━━━━━ Input records ━━━━━

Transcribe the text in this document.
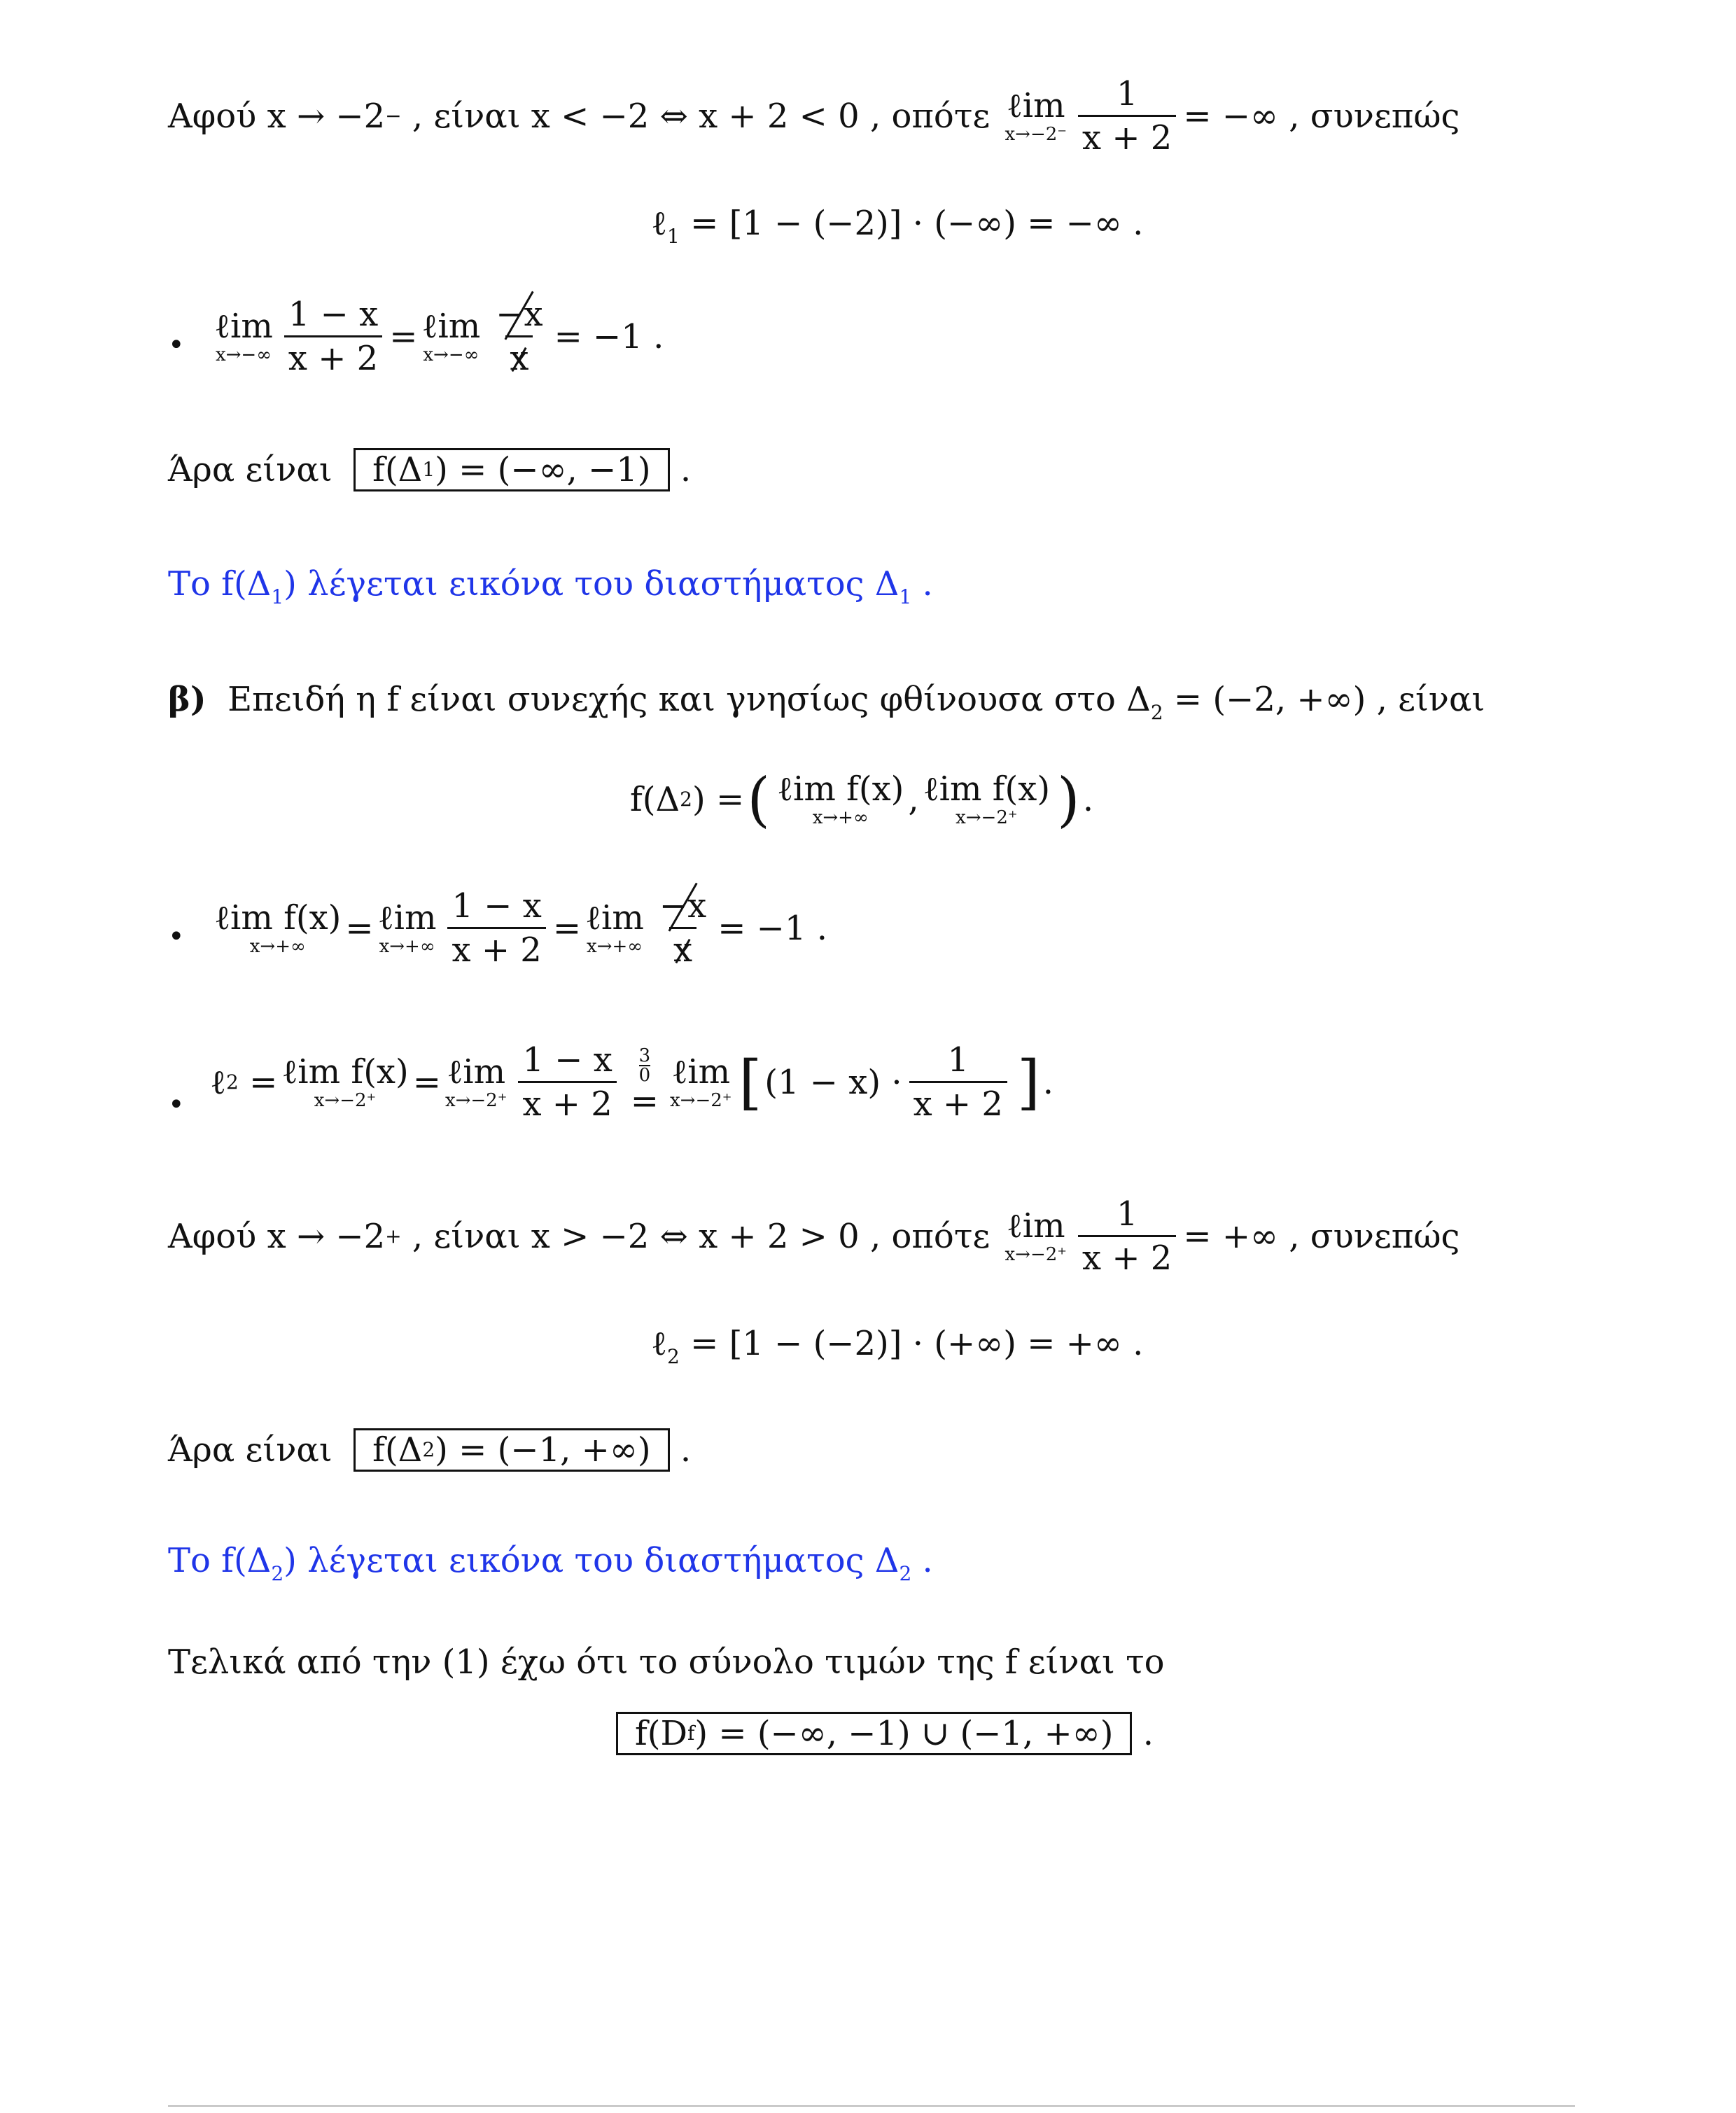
Αφού x → −2 −
, είναι x < −2 ⇔ x + 2 < 0 , οπότε
ℓim
$x\to-2^- \frac{1}{x + 2}$ = −∞ , συνεπώς
ℓ$_1$ = [1 − (−2)] · (−∞) = −∞ .
• ℓim
$x\to-\infty \frac{1 - x}{x + 2}$ = ℓim
$x\to-\infty \frac{-x}{x} = -1$ .
Άρα είναι
f(Δ 1 ) = (−∞, −1)
.
Το $f(\Delta_1)$ λέγεται εικόνα του διαστήματος $\Delta_1$ .
β) Επειδή η f είναι συνεχής και γνησίως φθίνουσα στο $\Delta_2 = (-2$, +∞) , είναι
f(Δ 2 ) = ( ℓim f(x)
x→+∞ , ℓim f(x)
x→−2⁺ ) .
• ℓim f(x)
x→+∞ = ℓim
$x\to+\infty \frac{1 - x}{x + 2}$ = ℓim
$x\to+\infty \frac{-x}{x} = -1$ .
•
ℓ 2
= ℓim f(x)
x→−2⁺ = ℓim
$x\to-2^+ \frac{1 - x}{x + 2} 3$
0
=
ℓim
x→−2⁺ [ $(1 - x) \cdot \frac{1}{x + 2}$ ] .
Αφού x → −2 +
, είναι x > −2 ⇔ x + 2 > 0 , οπότε
ℓim
$x\to-2^+ \frac{1}{x + 2}$ = +∞ , συνεπώς
ℓ$_2$ = [1 − (−2)] · (+∞) = +∞ .
Άρα είναι
f(Δ 2 ) = (−1, +∞)
.
Το $f(\Delta_2)$ λέγεται εικόνα του διαστήματος $\Delta_2$ .
Τελικά από την (1) έχω ότι το σύνολο τιμών της f είναι το
f(D f ) = (−∞, −1) ∪ (−1, +∞)
.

━━━━━

» What you have to do: Go through the entries above and output them exactly, without pictures.

» Solution to this task:
Transcribe the text in this document.
Αφού x → −2 −
, είναι x < −2 ⇔ x + 2 < 0 , οπότε
ℓim
$x\to-2^- \frac{1}{x + 2}$ = −∞ , συνεπώς
ℓ$_1$ = [1 − (−2)] · (−∞) = −∞ .
• ℓim
$x\to-\infty \frac{1 - x}{x + 2}$ = ℓim
$x\to-\infty \frac{-x}{x} = -1$ .
Άρα είναι
f(Δ 1 ) = (−∞, −1)
.
Το $f(\Delta_1)$ λέγεται εικόνα του διαστήματος $\Delta_1$ .
β) Επειδή η f είναι συνεχής και γνησίως φθίνουσα στο $\Delta_2 = (-2$, +∞) , είναι
f(Δ 2 ) = ( ℓim f(x)
x→+∞ , ℓim f(x)
x→−2⁺ ) .
• ℓim f(x)
x→+∞ = ℓim
$x\to+\infty \frac{1 - x}{x + 2}$ = ℓim
$x\to+\infty \frac{-x}{x} = -1$ .
•
ℓ 2
= ℓim f(x)
x→−2⁺ = ℓim
$x\to-2^+ \frac{1 - x}{x + 2} 3$
0
=
ℓim
x→−2⁺ [ $(1 - x) \cdot \frac{1}{x + 2}$ ] .
Αφού x → −2 +
, είναι x > −2 ⇔ x + 2 > 0 , οπότε
ℓim
$x\to-2^+ \frac{1}{x + 2}$ = +∞ , συνεπώς
ℓ$_2$ = [1 − (−2)] · (+∞) = +∞ .
Άρα είναι
f(Δ 2 ) = (−1, +∞)
.
Το $f(\Delta_2)$ λέγεται εικόνα του διαστήματος $\Delta_2$ .
Τελικά από την (1) έχω ότι το σύνολο τιμών της f είναι το
f(D f ) = (−∞, −1) ∪ (−1, +∞)
.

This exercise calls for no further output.